* START ITEMS *
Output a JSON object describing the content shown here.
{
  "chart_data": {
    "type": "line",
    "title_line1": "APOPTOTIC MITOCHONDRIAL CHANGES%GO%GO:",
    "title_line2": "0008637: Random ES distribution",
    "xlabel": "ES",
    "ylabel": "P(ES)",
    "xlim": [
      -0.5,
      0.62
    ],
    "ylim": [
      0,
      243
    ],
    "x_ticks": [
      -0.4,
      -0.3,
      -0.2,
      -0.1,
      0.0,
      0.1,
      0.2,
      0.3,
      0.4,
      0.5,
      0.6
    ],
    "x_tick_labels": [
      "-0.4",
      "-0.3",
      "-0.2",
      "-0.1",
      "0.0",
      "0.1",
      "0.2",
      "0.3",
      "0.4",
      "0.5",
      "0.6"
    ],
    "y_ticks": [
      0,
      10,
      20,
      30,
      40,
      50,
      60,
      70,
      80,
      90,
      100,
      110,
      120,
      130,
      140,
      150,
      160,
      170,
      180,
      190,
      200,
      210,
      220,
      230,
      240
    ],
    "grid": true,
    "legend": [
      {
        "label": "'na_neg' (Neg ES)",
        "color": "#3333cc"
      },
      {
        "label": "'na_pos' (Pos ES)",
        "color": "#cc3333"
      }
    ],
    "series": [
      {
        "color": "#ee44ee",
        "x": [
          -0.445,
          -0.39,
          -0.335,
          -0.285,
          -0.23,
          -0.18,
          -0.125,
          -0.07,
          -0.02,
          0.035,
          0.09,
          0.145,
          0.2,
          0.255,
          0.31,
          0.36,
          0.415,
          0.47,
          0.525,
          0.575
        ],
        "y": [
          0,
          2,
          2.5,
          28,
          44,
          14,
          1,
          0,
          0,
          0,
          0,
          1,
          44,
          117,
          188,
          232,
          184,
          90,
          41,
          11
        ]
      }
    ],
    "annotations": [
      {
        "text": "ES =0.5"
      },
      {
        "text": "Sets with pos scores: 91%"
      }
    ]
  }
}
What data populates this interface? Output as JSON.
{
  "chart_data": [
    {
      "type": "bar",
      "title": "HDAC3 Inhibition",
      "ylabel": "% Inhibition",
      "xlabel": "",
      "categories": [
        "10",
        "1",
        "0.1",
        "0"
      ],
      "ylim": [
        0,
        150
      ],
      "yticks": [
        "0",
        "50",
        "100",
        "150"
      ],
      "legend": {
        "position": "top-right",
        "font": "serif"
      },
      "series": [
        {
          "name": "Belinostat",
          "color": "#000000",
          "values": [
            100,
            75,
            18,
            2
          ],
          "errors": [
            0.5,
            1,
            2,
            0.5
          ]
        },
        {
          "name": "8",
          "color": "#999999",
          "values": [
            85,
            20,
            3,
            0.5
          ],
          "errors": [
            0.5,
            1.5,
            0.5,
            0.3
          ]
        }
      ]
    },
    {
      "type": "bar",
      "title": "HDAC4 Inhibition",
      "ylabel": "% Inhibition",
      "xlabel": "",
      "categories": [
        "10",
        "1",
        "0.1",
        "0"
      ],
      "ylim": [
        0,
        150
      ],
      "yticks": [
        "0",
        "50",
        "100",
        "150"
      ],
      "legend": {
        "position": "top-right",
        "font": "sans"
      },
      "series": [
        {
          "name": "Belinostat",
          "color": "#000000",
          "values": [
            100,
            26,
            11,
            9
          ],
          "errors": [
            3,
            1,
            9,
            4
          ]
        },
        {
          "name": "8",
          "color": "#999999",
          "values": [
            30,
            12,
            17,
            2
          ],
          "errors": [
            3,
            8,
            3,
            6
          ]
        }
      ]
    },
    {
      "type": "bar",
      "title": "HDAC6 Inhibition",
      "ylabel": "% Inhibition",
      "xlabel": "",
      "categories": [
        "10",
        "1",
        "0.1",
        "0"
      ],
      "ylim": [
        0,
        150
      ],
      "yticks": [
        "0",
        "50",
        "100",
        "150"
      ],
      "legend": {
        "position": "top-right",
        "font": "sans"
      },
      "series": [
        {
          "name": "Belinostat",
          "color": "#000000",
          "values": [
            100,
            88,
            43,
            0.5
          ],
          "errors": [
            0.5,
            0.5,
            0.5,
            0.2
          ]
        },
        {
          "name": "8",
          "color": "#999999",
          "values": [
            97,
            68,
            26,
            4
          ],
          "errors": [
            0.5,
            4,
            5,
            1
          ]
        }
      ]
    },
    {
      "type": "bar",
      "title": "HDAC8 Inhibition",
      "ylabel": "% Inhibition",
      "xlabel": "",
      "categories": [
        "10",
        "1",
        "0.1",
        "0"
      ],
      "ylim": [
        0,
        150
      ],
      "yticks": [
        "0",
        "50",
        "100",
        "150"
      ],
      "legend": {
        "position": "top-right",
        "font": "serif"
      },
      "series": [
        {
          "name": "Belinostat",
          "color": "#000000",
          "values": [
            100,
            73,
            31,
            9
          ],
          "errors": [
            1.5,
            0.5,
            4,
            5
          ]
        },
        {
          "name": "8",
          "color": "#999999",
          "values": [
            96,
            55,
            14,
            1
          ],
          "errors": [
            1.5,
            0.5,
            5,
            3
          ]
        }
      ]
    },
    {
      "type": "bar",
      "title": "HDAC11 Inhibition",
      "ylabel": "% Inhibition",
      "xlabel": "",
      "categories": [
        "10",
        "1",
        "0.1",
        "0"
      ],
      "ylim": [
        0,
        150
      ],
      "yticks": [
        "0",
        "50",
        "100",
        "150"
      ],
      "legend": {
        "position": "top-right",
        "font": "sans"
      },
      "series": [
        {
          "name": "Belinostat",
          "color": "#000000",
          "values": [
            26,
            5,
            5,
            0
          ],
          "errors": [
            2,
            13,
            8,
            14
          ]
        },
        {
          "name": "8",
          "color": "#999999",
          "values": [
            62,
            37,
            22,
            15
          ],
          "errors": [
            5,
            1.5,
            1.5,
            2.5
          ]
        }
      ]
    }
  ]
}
* END ITEMS *
**GIVEN PROBLEM:** Exact copies of all the records are required.

**RESULT BELOW:**
Output a JSON object describing the content shown here.
{
  "chart_data": {
    "type": "line",
    "title_line1": "APOPTOTIC MITOCHONDRIAL CHANGES%GO%GO:",
    "title_line2": "0008637: Random ES distribution",
    "xlabel": "ES",
    "ylabel": "P(ES)",
    "xlim": [
      -0.5,
      0.62
    ],
    "ylim": [
      0,
      243
    ],
    "x_ticks": [
      -0.4,
      -0.3,
      -0.2,
      -0.1,
      0.0,
      0.1,
      0.2,
      0.3,
      0.4,
      0.5,
      0.6
    ],
    "x_tick_labels": [
      "-0.4",
      "-0.3",
      "-0.2",
      "-0.1",
      "0.0",
      "0.1",
      "0.2",
      "0.3",
      "0.4",
      "0.5",
      "0.6"
    ],
    "y_ticks": [
      0,
      10,
      20,
      30,
      40,
      50,
      60,
      70,
      80,
      90,
      100,
      110,
      120,
      130,
      140,
      150,
      160,
      170,
      180,
      190,
      200,
      210,
      220,
      230,
      240
    ],
    "grid": true,
    "legend": [
      {
        "label": "'na_neg' (Neg ES)",
        "color": "#3333cc"
      },
      {
        "label": "'na_pos' (Pos ES)",
        "color": "#cc3333"
      }
    ],
    "series": [
      {
        "color": "#ee44ee",
        "x": [
          -0.445,
          -0.39,
          -0.335,
          -0.285,
          -0.23,
          -0.18,
          -0.125,
          -0.07,
          -0.02,
          0.035,
          0.09,
          0.145,
          0.2,
          0.255,
          0.31,
          0.36,
          0.415,
          0.47,
          0.525,
          0.575
        ],
        "y": [
          0,
          2,
          2.5,
          28,
          44,
          14,
          1,
          0,
          0,
          0,
          0,
          1,
          44,
          117,
          188,
          232,
          184,
          90,
          41,
          11
        ]
      }
    ],
    "annotations": [
      {
        "text": "ES =0.5"
      },
      {
        "text": "Sets with pos scores: 91%"
      }
    ]
  }
}
What data populates this interface? Output as JSON.
{
  "chart_data": [
    {
      "type": "bar",
      "title": "HDAC3 Inhibition",
      "ylabel": "% Inhibition",
      "xlabel": "",
      "categories": [
        "10",
        "1",
        "0.1",
        "0"
      ],
      "ylim": [
        0,
        150
      ],
      "yticks": [
        "0",
        "50",
        "100",
        "150"
      ],
      "legend": {
        "position": "top-right",
        "font": "serif"
      },
      "series": [
        {
          "name": "Belinostat",
          "color": "#000000",
          "values": [
            100,
            75,
            18,
            2
          ],
          "errors": [
            0.5,
            1,
            2,
            0.5
          ]
        },
        {
          "name": "8",
          "color": "#999999",
          "values": [
            85,
            20,
            3,
            0.5
          ],
          "errors": [
            0.5,
            1.5,
            0.5,
            0.3
          ]
        }
      ]
    },
    {
      "type": "bar",
      "title": "HDAC4 Inhibition",
      "ylabel": "% Inhibition",
      "xlabel": "",
      "categories": [
        "10",
        "1",
        "0.1",
        "0"
      ],
      "ylim": [
        0,
        150
      ],
      "yticks": [
        "0",
        "50",
        "100",
        "150"
      ],
      "legend": {
        "position": "top-right",
        "font": "sans"
      },
      "series": [
        {
          "name": "Belinostat",
          "color": "#000000",
          "values": [
            100,
            26,
            11,
            9
          ],
          "errors": [
            3,
            1,
            9,
            4
          ]
        },
        {
          "name": "8",
          "color": "#999999",
          "values": [
            30,
            12,
            17,
            2
          ],
          "errors": [
            3,
            8,
            3,
            6
          ]
        }
      ]
    },
    {
      "type": "bar",
      "title": "HDAC6 Inhibition",
      "ylabel": "% Inhibition",
      "xlabel": "",
      "categories": [
        "10",
        "1",
        "0.1",
        "0"
      ],
      "ylim": [
        0,
        150
      ],
      "yticks": [
        "0",
        "50",
        "100",
        "150"
      ],
      "legend": {
        "position": "top-right",
        "font": "sans"
      },
      "series": [
        {
          "name": "Belinostat",
          "color": "#000000",
          "values": [
            100,
            88,
            43,
            0.5
          ],
          "errors": [
            0.5,
            0.5,
            0.5,
            0.2
          ]
        },
        {
          "name": "8",
          "color": "#999999",
          "values": [
            97,
            68,
            26,
            4
          ],
          "errors": [
            0.5,
            4,
            5,
            1
          ]
        }
      ]
    },
    {
      "type": "bar",
      "title": "HDAC8 Inhibition",
      "ylabel": "% Inhibition",
      "xlabel": "",
      "categories": [
        "10",
        "1",
        "0.1",
        "0"
      ],
      "ylim": [
        0,
        150
      ],
      "yticks": [
        "0",
        "50",
        "100",
        "150"
      ],
      "legend": {
        "position": "top-right",
        "font": "serif"
      },
      "series": [
        {
          "name": "Belinostat",
          "color": "#000000",
          "values": [
            100,
            73,
            31,
            9
          ],
          "errors": [
            1.5,
            0.5,
            4,
            5
          ]
        },
        {
          "name": "8",
          "color": "#999999",
          "values": [
            96,
            55,
            14,
            1
          ],
          "errors": [
            1.5,
            0.5,
            5,
            3
          ]
        }
      ]
    },
    {
      "type": "bar",
      "title": "HDAC11 Inhibition",
      "ylabel": "% Inhibition",
      "xlabel": "",
      "categories": [
        "10",
        "1",
        "0.1",
        "0"
      ],
      "ylim": [
        0,
        150
      ],
      "yticks": [
        "0",
        "50",
        "100",
        "150"
      ],
      "legend": {
        "position": "top-right",
        "font": "sans"
      },
      "series": [
        {
          "name": "Belinostat",
          "color": "#000000",
          "values": [
            26,
            5,
            5,
            0
          ],
          "errors": [
            2,
            13,
            8,
            14
          ]
        },
        {
          "name": "8",
          "color": "#999999",
          "values": [
            62,
            37,
            22,
            15
          ],
          "errors": [
            5,
            1.5,
            1.5,
            2.5
          ]
        }
      ]
    }
  ]
}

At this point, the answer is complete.